Source passage
※

Inevitably, there will come a time in your life when you stop scrambling, when you can finally take a breath from just keeping your head above water, children fed, housed, educated and off your hands, paying down debt, a retirement planned for, and maybe you want to start thinking about the inevitable – what am I going to leave behind.
Legacy is the total impact of your life that continues after you are gone: the money and assets you leave, the values and stories you pass on, the relationships you shape, and the opportunities you create for others. In other words, legacy is not just what people inherit; it is what they remember, what they have learned from you, and what in their lives is better because you were here. This series (which I will be turning into an eBook as I did with my Planning series – still available free on request) explores brainstorming and planning for a legacy – and how to start implementing it decades in advance.

My father had a very clear idea of what a financial legacy meant, which he communicated to us kids early on (something I highly recommend). He told us that he would fund as much education as we wanted – that was his legacy, and we knew that it might come at a cost to our potential inheritance, and if we didn’t ‘use it’, we’d ‘lose it’. His goal was to have financially independent and well-qualified children – irrespective of gender (not always a given for someone from the Silent Generation). My grandmother (my father’s mother) had a very similar philosophy, and all her children (one boy, 3 girls) had tertiary education – quite unusual in the 1940s and 1950s, but she was an extraordinary person with ‘feminist’ values which were not common, nor popular, at the time. This is a testament to the power of a clearly communicated and executed legacy that can survive generations.

※

Dataset entries
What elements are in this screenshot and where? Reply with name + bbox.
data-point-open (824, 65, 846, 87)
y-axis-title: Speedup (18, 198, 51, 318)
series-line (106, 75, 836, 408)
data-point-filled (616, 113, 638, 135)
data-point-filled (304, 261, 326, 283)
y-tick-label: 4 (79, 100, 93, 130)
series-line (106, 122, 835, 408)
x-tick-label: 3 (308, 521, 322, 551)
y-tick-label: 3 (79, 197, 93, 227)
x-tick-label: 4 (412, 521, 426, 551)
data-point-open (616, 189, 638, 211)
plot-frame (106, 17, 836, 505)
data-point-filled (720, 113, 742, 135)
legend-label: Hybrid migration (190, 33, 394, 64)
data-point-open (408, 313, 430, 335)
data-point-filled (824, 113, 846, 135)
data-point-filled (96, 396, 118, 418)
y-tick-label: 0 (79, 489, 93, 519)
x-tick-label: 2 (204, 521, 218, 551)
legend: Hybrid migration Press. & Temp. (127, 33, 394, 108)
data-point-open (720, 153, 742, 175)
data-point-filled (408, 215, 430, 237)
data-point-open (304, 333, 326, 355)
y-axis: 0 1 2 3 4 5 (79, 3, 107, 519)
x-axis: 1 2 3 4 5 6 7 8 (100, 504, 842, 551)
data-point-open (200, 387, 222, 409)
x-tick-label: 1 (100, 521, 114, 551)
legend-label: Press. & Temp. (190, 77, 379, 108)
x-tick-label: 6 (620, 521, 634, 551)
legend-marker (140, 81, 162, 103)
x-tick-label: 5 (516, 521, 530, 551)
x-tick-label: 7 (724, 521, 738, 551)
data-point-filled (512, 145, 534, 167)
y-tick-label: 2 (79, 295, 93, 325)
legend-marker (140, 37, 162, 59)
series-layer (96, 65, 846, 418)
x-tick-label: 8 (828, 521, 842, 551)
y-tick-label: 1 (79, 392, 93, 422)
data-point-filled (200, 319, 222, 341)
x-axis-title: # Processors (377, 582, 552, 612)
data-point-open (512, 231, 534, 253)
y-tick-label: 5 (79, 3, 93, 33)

※

Short task
Please answer these three questions from the legacy passage, one per line:
1. What is the series planned to be turned into?
2. What did the father say his legacy would be?
3. Which of the grandmother's children had tertiary education?

Exercise response
1. An eBook.
2. Funding as much education as his children wanted.
3. All of them: one boy and three girls.